[Data items]
--

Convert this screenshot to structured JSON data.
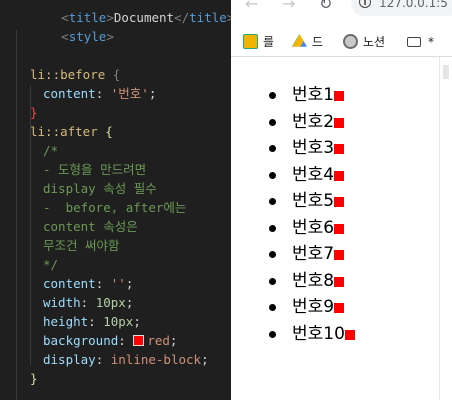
{
  "editor": {
    "lines": [
      {
        "text": "<title>Document</title>"
      },
      {
        "text": "<style>"
      },
      {
        "sel": "li::before",
        "brace": "{"
      },
      {
        "prop": "content",
        "val": "'번호'"
      },
      {
        "brace": "}"
      },
      {
        "sel": "li::after",
        "brace": "{"
      },
      {
        "com": "/*"
      },
      {
        "com": "- 도형을 만드려면"
      },
      {
        "com": "display 속성 필수"
      },
      {
        "com": "-  before, after에는"
      },
      {
        "com": "content 속성은"
      },
      {
        "com": "무조건 써야함"
      },
      {
        "com": "*/"
      },
      {
        "prop": "content",
        "val": "''"
      },
      {
        "prop": "width",
        "val": "10px"
      },
      {
        "prop": "height",
        "val": "10px"
      },
      {
        "prop": "background",
        "val": "red"
      },
      {
        "prop": "display",
        "val": "inline-block"
      },
      {
        "brace": "}"
      }
    ],
    "swatch_color": "#ff0000"
  },
  "browser": {
    "back_icon": "arrow-left-icon",
    "forward_icon": "arrow-right-icon",
    "reload_icon": "reload-icon",
    "address": "127.0.0.1:5",
    "bookmarks": [
      {
        "label": "를",
        "icon": "photo-icon"
      },
      {
        "label": "드",
        "icon": "drive-icon"
      },
      {
        "label": "노션",
        "icon": "avatar-icon"
      },
      {
        "label": "*",
        "icon": "folder-icon"
      }
    ]
  },
  "list": {
    "prefix": "번호",
    "items": [
      "1",
      "2",
      "3",
      "4",
      "5",
      "6",
      "7",
      "8",
      "9",
      "10"
    ],
    "box_color": "#ff0000"
  }
}
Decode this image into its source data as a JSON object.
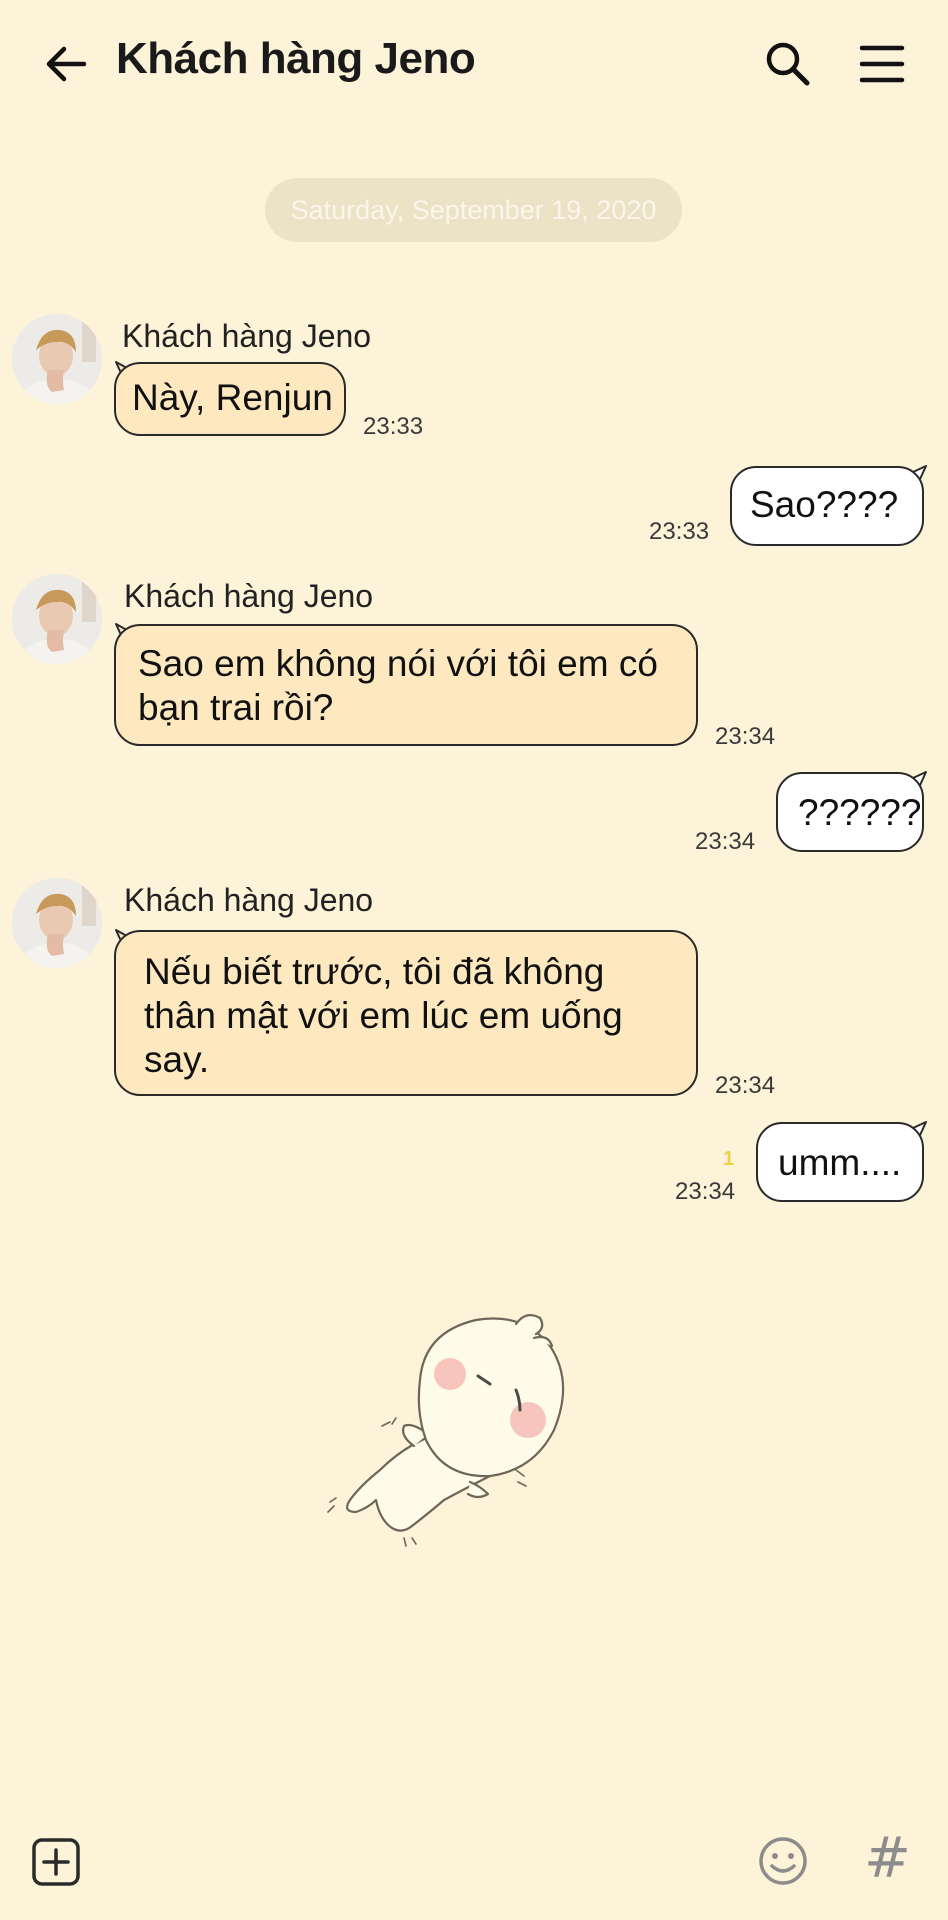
{
  "header": {
    "title": "Khách hàng Jeno"
  },
  "date_separator": "Saturday, September 19, 2020",
  "messages": [
    {
      "sender": "Khách hàng Jeno",
      "text": "Này, Renjun",
      "time": "23:33"
    },
    {
      "text": "Sao????",
      "time": "23:33"
    },
    {
      "sender": "Khách hàng Jeno",
      "lines": [
        "Sao em không nói với tôi em có",
        "bạn trai rồi?"
      ],
      "time": "23:34"
    },
    {
      "text": "??????",
      "time": "23:34"
    },
    {
      "sender": "Khách hàng Jeno",
      "lines": [
        "Nếu biết trước, tôi đã  không",
        "thân mật với em lúc em uống",
        "say."
      ],
      "time": "23:34"
    },
    {
      "text": "umm....",
      "time": "23:34",
      "unread": "1"
    }
  ],
  "bottom": {
    "hash": "#"
  },
  "colors": {
    "background": "#fdf3d8",
    "incoming_bubble": "#fde8bf",
    "outgoing_bubble": "#ffffff",
    "date_pill": "#ece2c6",
    "unread": "#e8d34a"
  },
  "icons": [
    "back-arrow-icon",
    "search-icon",
    "menu-icon",
    "plus-box-icon",
    "emoji-icon",
    "hash-icon"
  ]
}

--

THE TASK: Everything from the line containing "Decode this image" through the last line of the entries is to be output exactly as written, minus any pictures.

RESPONSE TO THE TASK:
Decode this image into its source data as a JSON object.
{
  "header": {
    "title": "Khách hàng Jeno"
  },
  "date_separator": "Saturday, September 19, 2020",
  "messages": [
    {
      "sender": "Khách hàng Jeno",
      "text": "Này, Renjun",
      "time": "23:33"
    },
    {
      "text": "Sao????",
      "time": "23:33"
    },
    {
      "sender": "Khách hàng Jeno",
      "lines": [
        "Sao em không nói với tôi em có",
        "bạn trai rồi?"
      ],
      "time": "23:34"
    },
    {
      "text": "??????",
      "time": "23:34"
    },
    {
      "sender": "Khách hàng Jeno",
      "lines": [
        "Nếu biết trước, tôi đã  không",
        "thân mật với em lúc em uống",
        "say."
      ],
      "time": "23:34"
    },
    {
      "text": "umm....",
      "time": "23:34",
      "unread": "1"
    }
  ],
  "bottom": {
    "hash": "#"
  },
  "colors": {
    "background": "#fdf3d8",
    "incoming_bubble": "#fde8bf",
    "outgoing_bubble": "#ffffff",
    "date_pill": "#ece2c6",
    "unread": "#e8d34a"
  },
  "icons": [
    "back-arrow-icon",
    "search-icon",
    "menu-icon",
    "plus-box-icon",
    "emoji-icon",
    "hash-icon"
  ]
}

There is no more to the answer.